Provided text:
Heart of the Matter LO6183

Dr. Scott J. Simmerman (74170.1061@compuserve.com)
23 Mar 96 12:08:54 EST

Replying to LO6102 -- was: Intro -- Michael Erickson

Responding to Michael Erickson's Intro, LO6102

>I find that the plain old Cartoon gets to the heart of the
>matter (motives and thought processes) most directly and exposes
>the mental models and areas of ignorance or confusion that would
>come back and haunt the designers...

I couldn't agree more. Sometimes looking at the nature of the
dialog herein, I wonder about the pedigogical gobbledegook and
cosmological luminous volumentary bandied about and wonder if
we're not missing something more essential:

That work is about people's beliefs and values and sometimes our
academic models about The Reality may not truly align with the
beliefs of the human beings involved in the process and processes.
I have always wondered why we don't do a better job of getting
people's real thoughts on what is happening and what is going on.

Surveys don't do it (Most clinical psychologists - can't believe I
said that - will agree that the question "Why" cannot be answered
because people hypothetically construct reasons for actions). Go
ahead, do a multiple choice or 1 through 7 question on the issue
of leadership aligned with vision within top management.

Study material:
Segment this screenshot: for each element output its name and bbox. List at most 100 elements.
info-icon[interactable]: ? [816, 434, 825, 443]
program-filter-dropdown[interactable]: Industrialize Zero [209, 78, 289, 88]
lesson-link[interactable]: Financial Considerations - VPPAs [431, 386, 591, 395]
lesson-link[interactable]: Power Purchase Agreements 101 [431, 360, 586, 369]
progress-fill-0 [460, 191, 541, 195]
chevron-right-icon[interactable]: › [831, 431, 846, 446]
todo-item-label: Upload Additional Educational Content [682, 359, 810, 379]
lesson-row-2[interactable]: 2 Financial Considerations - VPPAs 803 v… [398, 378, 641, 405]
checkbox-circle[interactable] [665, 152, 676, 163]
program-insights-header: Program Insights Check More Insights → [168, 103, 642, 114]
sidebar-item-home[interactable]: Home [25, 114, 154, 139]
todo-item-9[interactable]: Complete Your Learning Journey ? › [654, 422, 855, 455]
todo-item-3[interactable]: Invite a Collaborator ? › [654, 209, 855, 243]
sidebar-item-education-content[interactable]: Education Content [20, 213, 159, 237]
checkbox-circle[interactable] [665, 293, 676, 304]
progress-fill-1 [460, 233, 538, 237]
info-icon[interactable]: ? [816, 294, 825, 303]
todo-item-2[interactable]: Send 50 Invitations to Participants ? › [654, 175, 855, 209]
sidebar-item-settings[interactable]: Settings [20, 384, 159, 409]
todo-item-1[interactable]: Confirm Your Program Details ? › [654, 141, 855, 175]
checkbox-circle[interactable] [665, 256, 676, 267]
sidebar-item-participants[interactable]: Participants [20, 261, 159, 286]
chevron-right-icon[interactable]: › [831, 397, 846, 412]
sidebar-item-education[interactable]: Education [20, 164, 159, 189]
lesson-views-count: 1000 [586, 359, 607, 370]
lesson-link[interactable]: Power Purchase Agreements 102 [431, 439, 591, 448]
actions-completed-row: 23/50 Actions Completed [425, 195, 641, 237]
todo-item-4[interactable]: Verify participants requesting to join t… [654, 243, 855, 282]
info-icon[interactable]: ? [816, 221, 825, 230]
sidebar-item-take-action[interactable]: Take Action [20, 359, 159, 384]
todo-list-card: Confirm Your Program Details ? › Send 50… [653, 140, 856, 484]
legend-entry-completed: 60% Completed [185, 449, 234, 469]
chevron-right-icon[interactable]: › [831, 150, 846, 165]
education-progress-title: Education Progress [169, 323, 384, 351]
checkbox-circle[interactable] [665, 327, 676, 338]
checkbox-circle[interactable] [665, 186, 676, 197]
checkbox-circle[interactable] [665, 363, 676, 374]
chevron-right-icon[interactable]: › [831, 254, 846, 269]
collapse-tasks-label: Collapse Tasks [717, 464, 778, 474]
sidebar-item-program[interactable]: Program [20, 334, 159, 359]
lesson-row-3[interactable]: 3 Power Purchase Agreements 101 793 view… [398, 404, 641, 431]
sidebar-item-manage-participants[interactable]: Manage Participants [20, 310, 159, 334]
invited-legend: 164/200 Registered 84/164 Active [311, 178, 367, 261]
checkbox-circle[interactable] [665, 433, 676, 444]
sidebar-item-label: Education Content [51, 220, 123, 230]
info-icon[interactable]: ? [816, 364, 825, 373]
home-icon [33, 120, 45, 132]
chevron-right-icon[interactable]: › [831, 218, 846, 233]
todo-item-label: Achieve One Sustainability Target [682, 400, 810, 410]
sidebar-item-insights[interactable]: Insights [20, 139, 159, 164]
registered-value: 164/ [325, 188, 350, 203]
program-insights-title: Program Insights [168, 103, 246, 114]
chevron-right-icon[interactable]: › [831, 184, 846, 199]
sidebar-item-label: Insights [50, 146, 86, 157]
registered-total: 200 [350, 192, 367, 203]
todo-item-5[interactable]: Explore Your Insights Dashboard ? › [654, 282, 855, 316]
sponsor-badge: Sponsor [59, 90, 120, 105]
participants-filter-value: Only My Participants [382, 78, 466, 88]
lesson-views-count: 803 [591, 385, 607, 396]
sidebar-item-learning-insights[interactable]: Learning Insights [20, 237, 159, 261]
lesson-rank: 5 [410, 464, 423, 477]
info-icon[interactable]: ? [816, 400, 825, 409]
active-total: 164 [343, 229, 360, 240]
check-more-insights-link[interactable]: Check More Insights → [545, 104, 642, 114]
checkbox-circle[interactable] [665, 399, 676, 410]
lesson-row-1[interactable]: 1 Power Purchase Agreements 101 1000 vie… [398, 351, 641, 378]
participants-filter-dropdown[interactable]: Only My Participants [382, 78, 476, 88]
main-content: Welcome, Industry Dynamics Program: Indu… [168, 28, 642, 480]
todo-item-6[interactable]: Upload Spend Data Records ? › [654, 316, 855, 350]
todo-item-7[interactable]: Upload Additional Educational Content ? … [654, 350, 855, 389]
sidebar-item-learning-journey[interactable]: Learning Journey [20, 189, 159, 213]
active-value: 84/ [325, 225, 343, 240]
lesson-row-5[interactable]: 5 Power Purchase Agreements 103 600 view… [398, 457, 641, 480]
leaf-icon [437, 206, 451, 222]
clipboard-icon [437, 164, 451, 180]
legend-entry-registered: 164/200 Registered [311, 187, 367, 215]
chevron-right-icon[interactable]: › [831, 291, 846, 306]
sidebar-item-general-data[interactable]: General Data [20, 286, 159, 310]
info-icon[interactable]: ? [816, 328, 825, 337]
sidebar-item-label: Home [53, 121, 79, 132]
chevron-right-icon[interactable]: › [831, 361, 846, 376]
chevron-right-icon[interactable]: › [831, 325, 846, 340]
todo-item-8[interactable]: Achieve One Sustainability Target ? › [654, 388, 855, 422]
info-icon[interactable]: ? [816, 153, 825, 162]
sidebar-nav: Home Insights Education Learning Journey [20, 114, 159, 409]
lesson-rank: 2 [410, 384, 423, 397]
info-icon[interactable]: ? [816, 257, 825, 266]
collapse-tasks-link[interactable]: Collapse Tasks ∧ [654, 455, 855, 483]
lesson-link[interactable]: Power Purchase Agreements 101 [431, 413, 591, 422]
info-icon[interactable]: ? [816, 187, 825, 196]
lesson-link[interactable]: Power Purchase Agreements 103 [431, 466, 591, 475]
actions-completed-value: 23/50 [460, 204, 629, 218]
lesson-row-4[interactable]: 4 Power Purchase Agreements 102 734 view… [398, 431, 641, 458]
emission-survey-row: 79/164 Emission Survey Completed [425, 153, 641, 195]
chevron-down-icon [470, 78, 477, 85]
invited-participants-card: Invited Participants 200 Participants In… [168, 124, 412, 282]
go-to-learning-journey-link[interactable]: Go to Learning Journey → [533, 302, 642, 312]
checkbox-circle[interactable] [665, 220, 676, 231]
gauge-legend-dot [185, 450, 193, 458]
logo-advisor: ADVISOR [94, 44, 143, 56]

What is expected: Rewrite the passage of the message that begins with the words "That work is" and ends after "within top management.", using "theoretical frameworks" in place of "academic models".

Response area:
That work is about people's beliefs and values and sometimes our
theoretical frameworks about The Reality may not truly align with the
beliefs of the human beings involved in the process and processes.
I have always wondered why we don't do a better job of getting
people's real thoughts on what is happening and what is going on.

Surveys don't do it (Most clinical psychologists - can't believe I
said that - will agree that the question "Why" cannot be answered
because people hypothetically construct reasons for actions). Go
ahead, do a multiple choice or 1 through 7 question on the issue
of leadership aligned with vision within top management.